Task requirements>
Take every line from the listing below that includes "icon" and copy it.

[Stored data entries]
---

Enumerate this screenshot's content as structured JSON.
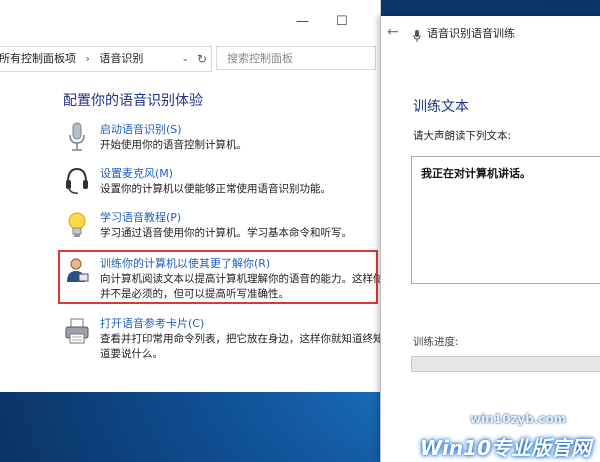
{
  "control_panel": {
    "breadcrumb": [
      "所有控制面板项",
      "语音识别"
    ],
    "search_placeholder": "搜索控制面板",
    "heading": "配置你的语音识别体验",
    "items": [
      {
        "title": "启动语音识别(S)",
        "desc": [
          "开始使用你的语音控制计算机。"
        ],
        "icon": "microphone-icon"
      },
      {
        "title": "设置麦克风(M)",
        "desc": [
          "设置你的计算机以便能够正常使用语音识别功能。"
        ],
        "icon": "headset-icon"
      },
      {
        "title": "学习语音教程(P)",
        "desc": [
          "学习通过语音使用你的计算机。学习基本命令和听写。"
        ],
        "icon": "lightbulb-icon"
      },
      {
        "title": "训练你的计算机以使其更了解你(R)",
        "desc": [
          "向计算机阅读文本以提高计算机理解你的语音的能力。这样做",
          "并不是必须的，但可以提高听写准确性。"
        ],
        "icon": "user-training-icon"
      },
      {
        "title": "打开语音参考卡片(C)",
        "desc": [
          "查看并打印常用命令列表，把它放在身边，这样你就知道终知",
          "道要说什么。"
        ],
        "icon": "printer-icon"
      }
    ]
  },
  "wizard": {
    "title": "语音识别语音训练",
    "heading": "训练文本",
    "prompt": "请大声朗读下列文本:",
    "read_text": "我正在对计算机讲话。",
    "progress_label": "训练进度:",
    "progress": 0
  },
  "watermark": {
    "url": "win10zyb.com",
    "brand": "Win10专业版官网"
  }
}
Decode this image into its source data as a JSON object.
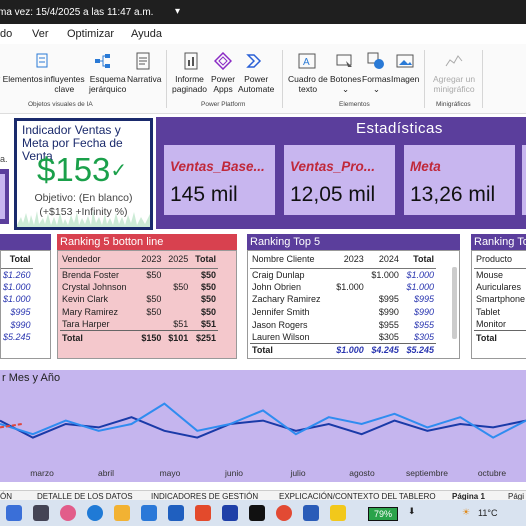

---

Completed task>
        "icon": "microphone-icon"
        "icon": "headset-icon"
        "icon": "lightbulb-icon"
        "icon": "user-training-icon"
        "icon": "printer-icon"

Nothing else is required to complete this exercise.